EXERCISE INSTRUCTIONS:
Restate the full set of records exactly, word for word.
━━━━━━━━
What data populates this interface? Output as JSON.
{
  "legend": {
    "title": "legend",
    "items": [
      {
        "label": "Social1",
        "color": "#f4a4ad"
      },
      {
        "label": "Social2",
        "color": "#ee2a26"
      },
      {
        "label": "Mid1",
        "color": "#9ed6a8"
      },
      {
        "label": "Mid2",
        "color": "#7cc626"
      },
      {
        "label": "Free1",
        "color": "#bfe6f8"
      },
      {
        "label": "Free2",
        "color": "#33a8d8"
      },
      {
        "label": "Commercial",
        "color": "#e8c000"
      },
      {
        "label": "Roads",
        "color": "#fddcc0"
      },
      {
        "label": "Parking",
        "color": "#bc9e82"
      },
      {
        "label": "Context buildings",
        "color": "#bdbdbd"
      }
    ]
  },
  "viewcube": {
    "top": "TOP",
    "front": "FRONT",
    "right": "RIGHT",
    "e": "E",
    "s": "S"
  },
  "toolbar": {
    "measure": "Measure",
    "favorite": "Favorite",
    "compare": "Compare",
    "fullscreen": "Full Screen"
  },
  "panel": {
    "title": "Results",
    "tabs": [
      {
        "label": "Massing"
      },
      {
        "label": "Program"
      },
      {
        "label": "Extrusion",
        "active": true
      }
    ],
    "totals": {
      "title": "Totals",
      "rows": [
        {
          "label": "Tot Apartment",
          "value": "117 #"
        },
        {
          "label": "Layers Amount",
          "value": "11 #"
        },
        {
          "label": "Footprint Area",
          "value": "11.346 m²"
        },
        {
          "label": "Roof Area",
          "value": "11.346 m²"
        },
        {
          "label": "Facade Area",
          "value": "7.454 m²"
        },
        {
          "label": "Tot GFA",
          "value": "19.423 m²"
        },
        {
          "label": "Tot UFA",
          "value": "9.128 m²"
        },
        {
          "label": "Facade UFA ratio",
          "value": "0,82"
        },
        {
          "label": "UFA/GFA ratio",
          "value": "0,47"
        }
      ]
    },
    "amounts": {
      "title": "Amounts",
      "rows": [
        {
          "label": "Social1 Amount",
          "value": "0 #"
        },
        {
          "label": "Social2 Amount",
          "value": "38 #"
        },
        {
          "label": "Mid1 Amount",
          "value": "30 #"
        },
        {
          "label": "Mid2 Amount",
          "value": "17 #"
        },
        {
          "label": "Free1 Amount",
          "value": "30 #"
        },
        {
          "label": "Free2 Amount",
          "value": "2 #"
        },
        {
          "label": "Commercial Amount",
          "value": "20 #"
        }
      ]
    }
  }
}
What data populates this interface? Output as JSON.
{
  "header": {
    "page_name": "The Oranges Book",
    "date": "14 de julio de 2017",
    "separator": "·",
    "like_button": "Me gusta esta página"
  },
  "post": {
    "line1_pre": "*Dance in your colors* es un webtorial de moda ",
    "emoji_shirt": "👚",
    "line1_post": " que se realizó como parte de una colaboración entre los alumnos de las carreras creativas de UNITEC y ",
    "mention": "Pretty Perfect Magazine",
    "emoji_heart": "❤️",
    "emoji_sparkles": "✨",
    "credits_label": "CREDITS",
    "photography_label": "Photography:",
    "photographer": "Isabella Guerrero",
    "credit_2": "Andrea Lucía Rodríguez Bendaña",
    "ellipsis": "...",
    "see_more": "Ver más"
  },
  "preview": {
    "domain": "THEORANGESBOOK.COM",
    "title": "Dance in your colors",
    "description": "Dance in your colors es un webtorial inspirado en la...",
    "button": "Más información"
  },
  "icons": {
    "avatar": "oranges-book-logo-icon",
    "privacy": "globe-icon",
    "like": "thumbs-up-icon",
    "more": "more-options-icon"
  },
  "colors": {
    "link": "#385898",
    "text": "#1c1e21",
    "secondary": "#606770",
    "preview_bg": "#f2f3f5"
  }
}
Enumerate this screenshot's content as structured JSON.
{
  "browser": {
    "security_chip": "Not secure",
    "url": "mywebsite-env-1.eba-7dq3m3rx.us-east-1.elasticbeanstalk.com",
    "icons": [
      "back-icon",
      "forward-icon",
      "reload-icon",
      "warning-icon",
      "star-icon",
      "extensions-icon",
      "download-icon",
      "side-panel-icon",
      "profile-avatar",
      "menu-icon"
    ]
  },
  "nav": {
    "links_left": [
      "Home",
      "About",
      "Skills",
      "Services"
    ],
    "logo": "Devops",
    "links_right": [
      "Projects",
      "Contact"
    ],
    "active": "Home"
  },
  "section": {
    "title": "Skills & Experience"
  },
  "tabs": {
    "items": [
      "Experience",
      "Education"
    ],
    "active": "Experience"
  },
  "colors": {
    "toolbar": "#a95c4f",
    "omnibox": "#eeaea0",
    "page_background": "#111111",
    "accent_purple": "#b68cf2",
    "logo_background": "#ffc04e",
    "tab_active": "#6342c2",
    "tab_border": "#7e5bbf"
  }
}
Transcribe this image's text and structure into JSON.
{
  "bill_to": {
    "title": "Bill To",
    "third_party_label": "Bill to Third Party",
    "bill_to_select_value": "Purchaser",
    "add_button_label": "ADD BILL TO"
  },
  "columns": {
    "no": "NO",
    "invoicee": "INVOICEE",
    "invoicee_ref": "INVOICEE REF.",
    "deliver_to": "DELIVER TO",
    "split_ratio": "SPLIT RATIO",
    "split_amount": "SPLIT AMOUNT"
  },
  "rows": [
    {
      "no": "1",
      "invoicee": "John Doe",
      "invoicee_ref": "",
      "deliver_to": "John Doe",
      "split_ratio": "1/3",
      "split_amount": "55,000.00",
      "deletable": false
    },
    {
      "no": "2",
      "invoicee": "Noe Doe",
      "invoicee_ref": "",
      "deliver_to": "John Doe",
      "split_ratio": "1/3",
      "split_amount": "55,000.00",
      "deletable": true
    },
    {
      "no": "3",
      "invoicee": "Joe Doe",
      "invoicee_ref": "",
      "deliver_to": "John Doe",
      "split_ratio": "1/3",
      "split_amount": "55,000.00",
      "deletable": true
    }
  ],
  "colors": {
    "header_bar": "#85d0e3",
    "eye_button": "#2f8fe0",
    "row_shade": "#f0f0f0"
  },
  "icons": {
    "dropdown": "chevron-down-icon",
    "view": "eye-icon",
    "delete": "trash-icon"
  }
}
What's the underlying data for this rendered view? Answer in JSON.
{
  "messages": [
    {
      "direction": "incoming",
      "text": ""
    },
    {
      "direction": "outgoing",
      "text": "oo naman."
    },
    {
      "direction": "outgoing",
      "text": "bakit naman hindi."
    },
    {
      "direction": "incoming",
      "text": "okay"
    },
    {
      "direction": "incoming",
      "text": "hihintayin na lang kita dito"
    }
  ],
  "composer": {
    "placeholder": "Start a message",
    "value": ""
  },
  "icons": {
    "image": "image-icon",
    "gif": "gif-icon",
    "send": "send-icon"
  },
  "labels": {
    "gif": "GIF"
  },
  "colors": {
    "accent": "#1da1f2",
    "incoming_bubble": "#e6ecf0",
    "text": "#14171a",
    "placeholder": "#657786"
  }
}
━━━━━━━━
SOLUTION TO THE PROBLEM:
What data populates this interface? Output as JSON.
{
  "legend": {
    "title": "legend",
    "items": [
      {
        "label": "Social1",
        "color": "#f4a4ad"
      },
      {
        "label": "Social2",
        "color": "#ee2a26"
      },
      {
        "label": "Mid1",
        "color": "#9ed6a8"
      },
      {
        "label": "Mid2",
        "color": "#7cc626"
      },
      {
        "label": "Free1",
        "color": "#bfe6f8"
      },
      {
        "label": "Free2",
        "color": "#33a8d8"
      },
      {
        "label": "Commercial",
        "color": "#e8c000"
      },
      {
        "label": "Roads",
        "color": "#fddcc0"
      },
      {
        "label": "Parking",
        "color": "#bc9e82"
      },
      {
        "label": "Context buildings",
        "color": "#bdbdbd"
      }
    ]
  },
  "viewcube": {
    "top": "TOP",
    "front": "FRONT",
    "right": "RIGHT",
    "e": "E",
    "s": "S"
  },
  "toolbar": {
    "measure": "Measure",
    "favorite": "Favorite",
    "compare": "Compare",
    "fullscreen": "Full Screen"
  },
  "panel": {
    "title": "Results",
    "tabs": [
      {
        "label": "Massing"
      },
      {
        "label": "Program"
      },
      {
        "label": "Extrusion",
        "active": true
      }
    ],
    "totals": {
      "title": "Totals",
      "rows": [
        {
          "label": "Tot Apartment",
          "value": "117 #"
        },
        {
          "label": "Layers Amount",
          "value": "11 #"
        },
        {
          "label": "Footprint Area",
          "value": "11.346 m²"
        },
        {
          "label": "Roof Area",
          "value": "11.346 m²"
        },
        {
          "label": "Facade Area",
          "value": "7.454 m²"
        },
        {
          "label": "Tot GFA",
          "value": "19.423 m²"
        },
        {
          "label": "Tot UFA",
          "value": "9.128 m²"
        },
        {
          "label": "Facade UFA ratio",
          "value": "0,82"
        },
        {
          "label": "UFA/GFA ratio",
          "value": "0,47"
        }
      ]
    },
    "amounts": {
      "title": "Amounts",
      "rows": [
        {
          "label": "Social1 Amount",
          "value": "0 #"
        },
        {
          "label": "Social2 Amount",
          "value": "38 #"
        },
        {
          "label": "Mid1 Amount",
          "value": "30 #"
        },
        {
          "label": "Mid2 Amount",
          "value": "17 #"
        },
        {
          "label": "Free1 Amount",
          "value": "30 #"
        },
        {
          "label": "Free2 Amount",
          "value": "2 #"
        },
        {
          "label": "Commercial Amount",
          "value": "20 #"
        }
      ]
    }
  }
}
What data populates this interface? Output as JSON.
{
  "header": {
    "page_name": "The Oranges Book",
    "date": "14 de julio de 2017",
    "separator": "·",
    "like_button": "Me gusta esta página"
  },
  "post": {
    "line1_pre": "*Dance in your colors* es un webtorial de moda ",
    "emoji_shirt": "👚",
    "line1_post": " que se realizó como parte de una colaboración entre los alumnos de las carreras creativas de UNITEC y ",
    "mention": "Pretty Perfect Magazine",
    "emoji_heart": "❤️",
    "emoji_sparkles": "✨",
    "credits_label": "CREDITS",
    "photography_label": "Photography:",
    "photographer": "Isabella Guerrero",
    "credit_2": "Andrea Lucía Rodríguez Bendaña",
    "ellipsis": "...",
    "see_more": "Ver más"
  },
  "preview": {
    "domain": "THEORANGESBOOK.COM",
    "title": "Dance in your colors",
    "description": "Dance in your colors es un webtorial inspirado en la...",
    "button": "Más información"
  },
  "icons": {
    "avatar": "oranges-book-logo-icon",
    "privacy": "globe-icon",
    "like": "thumbs-up-icon",
    "more": "more-options-icon"
  },
  "colors": {
    "link": "#385898",
    "text": "#1c1e21",
    "secondary": "#606770",
    "preview_bg": "#f2f3f5"
  }
}
Enumerate this screenshot's content as structured JSON.
{
  "browser": {
    "security_chip": "Not secure",
    "url": "mywebsite-env-1.eba-7dq3m3rx.us-east-1.elasticbeanstalk.com",
    "icons": [
      "back-icon",
      "forward-icon",
      "reload-icon",
      "warning-icon",
      "star-icon",
      "extensions-icon",
      "download-icon",
      "side-panel-icon",
      "profile-avatar",
      "menu-icon"
    ]
  },
  "nav": {
    "links_left": [
      "Home",
      "About",
      "Skills",
      "Services"
    ],
    "logo": "Devops",
    "links_right": [
      "Projects",
      "Contact"
    ],
    "active": "Home"
  },
  "section": {
    "title": "Skills & Experience"
  },
  "tabs": {
    "items": [
      "Experience",
      "Education"
    ],
    "active": "Experience"
  },
  "colors": {
    "toolbar": "#a95c4f",
    "omnibox": "#eeaea0",
    "page_background": "#111111",
    "accent_purple": "#b68cf2",
    "logo_background": "#ffc04e",
    "tab_active": "#6342c2",
    "tab_border": "#7e5bbf"
  }
}
Transcribe this image's text and structure into JSON.
{
  "bill_to": {
    "title": "Bill To",
    "third_party_label": "Bill to Third Party",
    "bill_to_select_value": "Purchaser",
    "add_button_label": "ADD BILL TO"
  },
  "columns": {
    "no": "NO",
    "invoicee": "INVOICEE",
    "invoicee_ref": "INVOICEE REF.",
    "deliver_to": "DELIVER TO",
    "split_ratio": "SPLIT RATIO",
    "split_amount": "SPLIT AMOUNT"
  },
  "rows": [
    {
      "no": "1",
      "invoicee": "John Doe",
      "invoicee_ref": "",
      "deliver_to": "John Doe",
      "split_ratio": "1/3",
      "split_amount": "55,000.00",
      "deletable": false
    },
    {
      "no": "2",
      "invoicee": "Noe Doe",
      "invoicee_ref": "",
      "deliver_to": "John Doe",
      "split_ratio": "1/3",
      "split_amount": "55,000.00",
      "deletable": true
    },
    {
      "no": "3",
      "invoicee": "Joe Doe",
      "invoicee_ref": "",
      "deliver_to": "John Doe",
      "split_ratio": "1/3",
      "split_amount": "55,000.00",
      "deletable": true
    }
  ],
  "colors": {
    "header_bar": "#85d0e3",
    "eye_button": "#2f8fe0",
    "row_shade": "#f0f0f0"
  },
  "icons": {
    "dropdown": "chevron-down-icon",
    "view": "eye-icon",
    "delete": "trash-icon"
  }
}
What's the underlying data for this rendered view? Answer in JSON.
{
  "messages": [
    {
      "direction": "incoming",
      "text": ""
    },
    {
      "direction": "outgoing",
      "text": "oo naman."
    },
    {
      "direction": "outgoing",
      "text": "bakit naman hindi."
    },
    {
      "direction": "incoming",
      "text": "okay"
    },
    {
      "direction": "incoming",
      "text": "hihintayin na lang kita dito"
    }
  ],
  "composer": {
    "placeholder": "Start a message",
    "value": ""
  },
  "icons": {
    "image": "image-icon",
    "gif": "gif-icon",
    "send": "send-icon"
  },
  "labels": {
    "gif": "GIF"
  },
  "colors": {
    "accent": "#1da1f2",
    "incoming_bubble": "#e6ecf0",
    "text": "#14171a",
    "placeholder": "#657786"
  }
}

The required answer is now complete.